Hi Frank! Thank you for your response.

I'm sorry, I posted my italian code. I'll try to be clearer.
"Prova" means just "test", and the code
Code: [Select]
times 64-$+buffer db '_'
is just a reserving mem space loop.
I suppose (correct me if i'm wrong) that
Code: [Select]
db ' ' would get the same effect, except for reserving empty space (I don't care for now).

The thing is that nasm did automatically convert this code into those
Code: [Select]
pop ediWhy did it used a pop code? I wonder how this program did not go into a seg fault. As we stated, it should have used push edi (or something alike). Have I to do something to instruct nasm not to use pop?

This program is just a test though, I just wanted to see how
Code: [Select]
times 64-$+buffer db '_'
would have been converted in run-time debugging.

My main doubt is that I cannot get why not all the space between $eip+0 and $eip+63 (which is the reserved space of that instruction) is not filled with the same instruction (pop edi): the first 5 instructions aren't pop edi like the others.
And they're not result of my code.

#### [EXERCISE DATA]
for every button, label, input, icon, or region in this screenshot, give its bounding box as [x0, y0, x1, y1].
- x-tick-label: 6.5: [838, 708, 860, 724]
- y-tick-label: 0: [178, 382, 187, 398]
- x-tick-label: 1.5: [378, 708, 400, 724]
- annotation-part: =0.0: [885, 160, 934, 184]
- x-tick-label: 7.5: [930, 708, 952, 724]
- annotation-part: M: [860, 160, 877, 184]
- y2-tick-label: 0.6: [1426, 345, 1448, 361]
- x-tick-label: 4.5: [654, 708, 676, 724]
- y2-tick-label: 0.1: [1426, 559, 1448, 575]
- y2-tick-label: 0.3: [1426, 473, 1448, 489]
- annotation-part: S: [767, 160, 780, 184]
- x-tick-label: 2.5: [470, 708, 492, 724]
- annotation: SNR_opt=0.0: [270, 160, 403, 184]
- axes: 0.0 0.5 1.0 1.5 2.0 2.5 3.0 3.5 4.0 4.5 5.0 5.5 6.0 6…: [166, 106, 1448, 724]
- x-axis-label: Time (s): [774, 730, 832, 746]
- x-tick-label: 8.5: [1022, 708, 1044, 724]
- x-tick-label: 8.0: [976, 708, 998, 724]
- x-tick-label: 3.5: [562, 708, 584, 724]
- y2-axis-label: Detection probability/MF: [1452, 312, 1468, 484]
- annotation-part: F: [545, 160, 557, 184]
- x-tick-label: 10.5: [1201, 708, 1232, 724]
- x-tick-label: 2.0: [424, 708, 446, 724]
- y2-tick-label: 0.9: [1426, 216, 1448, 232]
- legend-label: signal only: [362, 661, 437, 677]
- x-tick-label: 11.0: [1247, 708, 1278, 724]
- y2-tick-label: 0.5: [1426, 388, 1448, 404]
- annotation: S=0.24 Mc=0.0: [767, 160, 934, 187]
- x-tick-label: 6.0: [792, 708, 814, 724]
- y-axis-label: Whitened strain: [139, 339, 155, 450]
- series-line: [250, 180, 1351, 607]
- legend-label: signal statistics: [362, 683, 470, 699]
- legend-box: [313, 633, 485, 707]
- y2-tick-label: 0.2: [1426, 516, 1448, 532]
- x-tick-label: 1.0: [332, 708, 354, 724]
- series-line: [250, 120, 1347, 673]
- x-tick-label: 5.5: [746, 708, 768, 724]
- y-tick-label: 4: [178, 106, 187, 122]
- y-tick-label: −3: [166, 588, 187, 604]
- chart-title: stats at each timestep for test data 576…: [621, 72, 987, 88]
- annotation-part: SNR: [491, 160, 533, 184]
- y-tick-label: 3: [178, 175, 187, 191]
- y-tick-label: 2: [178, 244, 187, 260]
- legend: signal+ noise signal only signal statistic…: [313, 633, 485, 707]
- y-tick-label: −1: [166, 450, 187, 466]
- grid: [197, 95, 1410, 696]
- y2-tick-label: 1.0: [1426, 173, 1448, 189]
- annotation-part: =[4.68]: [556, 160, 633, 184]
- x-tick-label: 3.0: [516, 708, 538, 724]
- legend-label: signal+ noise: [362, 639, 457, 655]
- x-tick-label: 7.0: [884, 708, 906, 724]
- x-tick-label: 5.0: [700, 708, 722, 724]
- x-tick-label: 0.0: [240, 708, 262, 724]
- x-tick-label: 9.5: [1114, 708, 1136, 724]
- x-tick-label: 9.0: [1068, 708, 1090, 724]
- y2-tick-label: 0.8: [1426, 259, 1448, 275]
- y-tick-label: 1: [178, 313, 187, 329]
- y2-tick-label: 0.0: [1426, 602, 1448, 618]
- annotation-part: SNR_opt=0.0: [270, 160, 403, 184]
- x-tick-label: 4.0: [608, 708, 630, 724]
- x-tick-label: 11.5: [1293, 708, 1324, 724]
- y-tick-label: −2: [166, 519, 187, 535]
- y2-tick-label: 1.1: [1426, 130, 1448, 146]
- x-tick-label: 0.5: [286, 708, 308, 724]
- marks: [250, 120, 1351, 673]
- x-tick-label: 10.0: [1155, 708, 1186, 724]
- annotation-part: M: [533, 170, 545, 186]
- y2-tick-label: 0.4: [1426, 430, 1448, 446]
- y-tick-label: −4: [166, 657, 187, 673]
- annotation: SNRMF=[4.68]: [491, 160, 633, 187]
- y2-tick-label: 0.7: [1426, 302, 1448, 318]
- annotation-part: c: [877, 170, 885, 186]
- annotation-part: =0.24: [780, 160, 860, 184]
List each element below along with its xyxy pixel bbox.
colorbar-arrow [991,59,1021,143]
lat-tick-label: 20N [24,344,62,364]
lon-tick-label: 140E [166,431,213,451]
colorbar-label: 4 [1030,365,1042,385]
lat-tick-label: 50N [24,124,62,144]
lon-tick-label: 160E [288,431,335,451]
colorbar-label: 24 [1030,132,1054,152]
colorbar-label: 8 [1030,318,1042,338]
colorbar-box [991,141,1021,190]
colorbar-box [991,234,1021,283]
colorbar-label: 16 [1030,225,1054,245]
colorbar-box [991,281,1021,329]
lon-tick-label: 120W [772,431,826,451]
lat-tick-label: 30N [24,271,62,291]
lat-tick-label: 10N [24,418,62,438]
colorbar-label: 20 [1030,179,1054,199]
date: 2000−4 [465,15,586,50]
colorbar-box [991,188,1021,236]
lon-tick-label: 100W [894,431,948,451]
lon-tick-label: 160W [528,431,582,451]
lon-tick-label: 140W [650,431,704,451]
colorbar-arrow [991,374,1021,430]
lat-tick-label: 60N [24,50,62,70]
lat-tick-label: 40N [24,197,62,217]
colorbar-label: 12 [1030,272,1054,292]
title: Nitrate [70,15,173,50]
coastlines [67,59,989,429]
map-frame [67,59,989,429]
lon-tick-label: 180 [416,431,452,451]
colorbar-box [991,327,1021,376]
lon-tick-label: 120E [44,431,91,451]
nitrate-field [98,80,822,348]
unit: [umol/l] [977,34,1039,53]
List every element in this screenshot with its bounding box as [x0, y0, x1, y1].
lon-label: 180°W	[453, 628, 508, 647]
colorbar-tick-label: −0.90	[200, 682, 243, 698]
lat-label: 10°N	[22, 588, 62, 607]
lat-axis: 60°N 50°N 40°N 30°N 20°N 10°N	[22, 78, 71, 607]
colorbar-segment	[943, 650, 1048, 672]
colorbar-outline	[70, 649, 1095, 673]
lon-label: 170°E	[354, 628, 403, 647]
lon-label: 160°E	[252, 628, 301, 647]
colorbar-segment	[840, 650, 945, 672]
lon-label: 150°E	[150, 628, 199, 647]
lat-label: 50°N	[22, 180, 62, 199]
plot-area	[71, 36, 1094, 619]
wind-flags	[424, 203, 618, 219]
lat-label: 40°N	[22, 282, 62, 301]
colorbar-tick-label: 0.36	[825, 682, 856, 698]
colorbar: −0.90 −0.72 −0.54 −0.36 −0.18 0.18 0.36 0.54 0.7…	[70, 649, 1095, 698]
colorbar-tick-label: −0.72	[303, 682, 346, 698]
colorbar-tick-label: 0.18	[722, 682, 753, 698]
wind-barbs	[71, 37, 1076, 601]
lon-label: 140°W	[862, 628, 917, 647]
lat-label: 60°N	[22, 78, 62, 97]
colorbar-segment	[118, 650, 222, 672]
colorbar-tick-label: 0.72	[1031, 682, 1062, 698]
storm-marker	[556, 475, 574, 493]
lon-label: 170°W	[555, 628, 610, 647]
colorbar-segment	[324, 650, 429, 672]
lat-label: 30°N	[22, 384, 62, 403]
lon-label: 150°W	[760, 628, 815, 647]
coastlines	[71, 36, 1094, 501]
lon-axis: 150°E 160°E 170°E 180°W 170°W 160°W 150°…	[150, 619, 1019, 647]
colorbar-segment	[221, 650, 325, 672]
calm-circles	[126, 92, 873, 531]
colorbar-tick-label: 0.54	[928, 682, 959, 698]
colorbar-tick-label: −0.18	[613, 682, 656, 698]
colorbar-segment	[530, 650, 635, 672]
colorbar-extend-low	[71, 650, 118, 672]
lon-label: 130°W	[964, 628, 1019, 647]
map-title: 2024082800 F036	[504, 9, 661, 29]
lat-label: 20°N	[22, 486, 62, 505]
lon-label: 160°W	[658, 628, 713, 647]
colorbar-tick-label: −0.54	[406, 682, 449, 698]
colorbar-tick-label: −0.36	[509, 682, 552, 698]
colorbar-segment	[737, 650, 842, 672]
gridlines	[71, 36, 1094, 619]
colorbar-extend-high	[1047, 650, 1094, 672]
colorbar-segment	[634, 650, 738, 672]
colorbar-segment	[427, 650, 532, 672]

#### [OBJECTIVES]
1. Could you retype the part of the nasm forum post starting with "This program is" and going on through "like the others."?
2. Which lines of the records contain the string "every"? Pull out each one, treating case as significant.

#### [COMPLETED EXERCISE]
1.
This program is just a test though, I just wanted to see how
Code: [Select]
times 64-$+buffer db '_'
would have been converted in run-time debugging.

My main doubt is that I cannot get why not all the space between $eip+0 and $eip+63 (which is the reserved space of that instruction) is not filled with the same instruction (pop edi): the first 5 instructions aren't pop edi like the others.

2.
for every button, label, input, icon, or region in this screenshot, give its bounding box as [x0, y0, x1, y1].
List every element in this screenshot with its bounding box as [x0, y0, x1, y1].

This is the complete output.